(Data records)
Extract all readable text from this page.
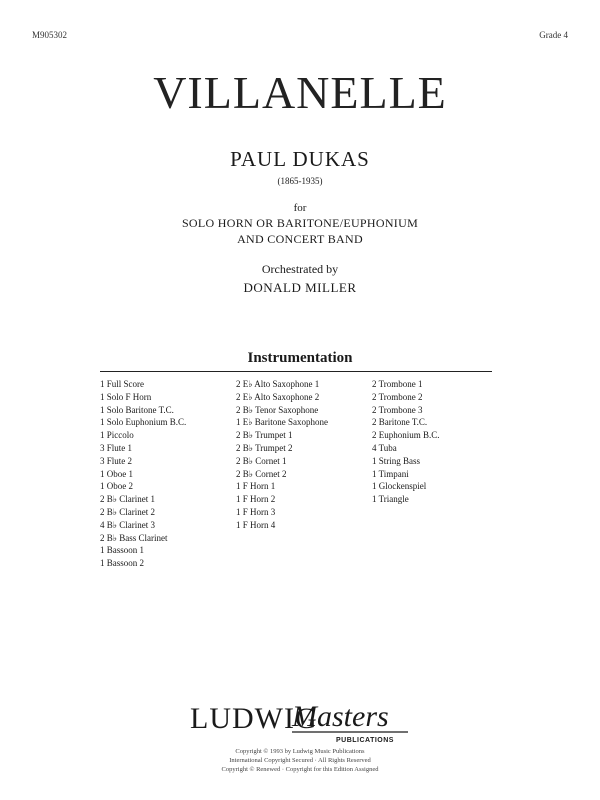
M905302	Grade 4
VILLANELLE
PAUL DUKAS
(1865-1935)
for
SOLO HORN OR BARITONE/EUPHONIUM
AND CONCERT BAND
Orchestrated by
DONALD MILLER
Instrumentation
1 Full Score
1 Solo F Horn
1 Solo Baritone T.C.
1 Solo Euphonium B.C.
1 Piccolo
3 Flute 1
3 Flute 2
1 Oboe 1
1 Oboe 2
2 B♭ Clarinet 1
2 B♭ Clarinet 2
4 B♭ Clarinet 3
2 B♭ Bass Clarinet
1 Bassoon 1
1 Bassoon 2
2 E♭ Alto Saxophone 1
2 E♭ Alto Saxophone 2
2 B♭ Tenor Saxophone
1 E♭ Baritone Saxophone
2 B♭ Trumpet 1
2 B♭ Trumpet 2
2 B♭ Cornet 1
2 B♭ Cornet 2
1 F Horn 1
1 F Horn 2
1 F Horn 3
1 F Horn 4
2 Trombone 1
2 Trombone 2
2 Trombone 3
2 Baritone T.C.
2 Euphonium B.C.
4 Tuba
1 String Bass
1 Timpani
1 Glockenspiel
1 Triangle
LUDWIG
Masters
PUBLICATIONS
Copyright © 1993 by Ludwig Music Publications
International Copyright Secured · All Rights Reserved
Copyright © Renewed · Copyright for this Edition Assigned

**PROMPT**
Leave the images out and output the remaining material exactly as it stands.

**OUTPUT FOR THIS EXERCISE**
Extract all readable text from this page.
M905302	Grade 4
VILLANELLE
PAUL DUKAS
(1865-1935)
for
SOLO HORN OR BARITONE/EUPHONIUM
AND CONCERT BAND
Orchestrated by
DONALD MILLER
Instrumentation
1 Full Score
1 Solo F Horn
1 Solo Baritone T.C.
1 Solo Euphonium B.C.
1 Piccolo
3 Flute 1
3 Flute 2
1 Oboe 1
1 Oboe 2
2 B♭ Clarinet 1
2 B♭ Clarinet 2
4 B♭ Clarinet 3
2 B♭ Bass Clarinet
1 Bassoon 1
1 Bassoon 2
2 E♭ Alto Saxophone 1
2 E♭ Alto Saxophone 2
2 B♭ Tenor Saxophone
1 E♭ Baritone Saxophone
2 B♭ Trumpet 1
2 B♭ Trumpet 2
2 B♭ Cornet 1
2 B♭ Cornet 2
1 F Horn 1
1 F Horn 2
1 F Horn 3
1 F Horn 4
2 Trombone 1
2 Trombone 2
2 Trombone 3
2 Baritone T.C.
2 Euphonium B.C.
4 Tuba
1 String Bass
1 Timpani
1 Glockenspiel
1 Triangle
LUDWIG
Masters
PUBLICATIONS
Copyright © 1993 by Ludwig Music Publications
International Copyright Secured · All Rights Reserved
Copyright © Renewed · Copyright for this Edition Assigned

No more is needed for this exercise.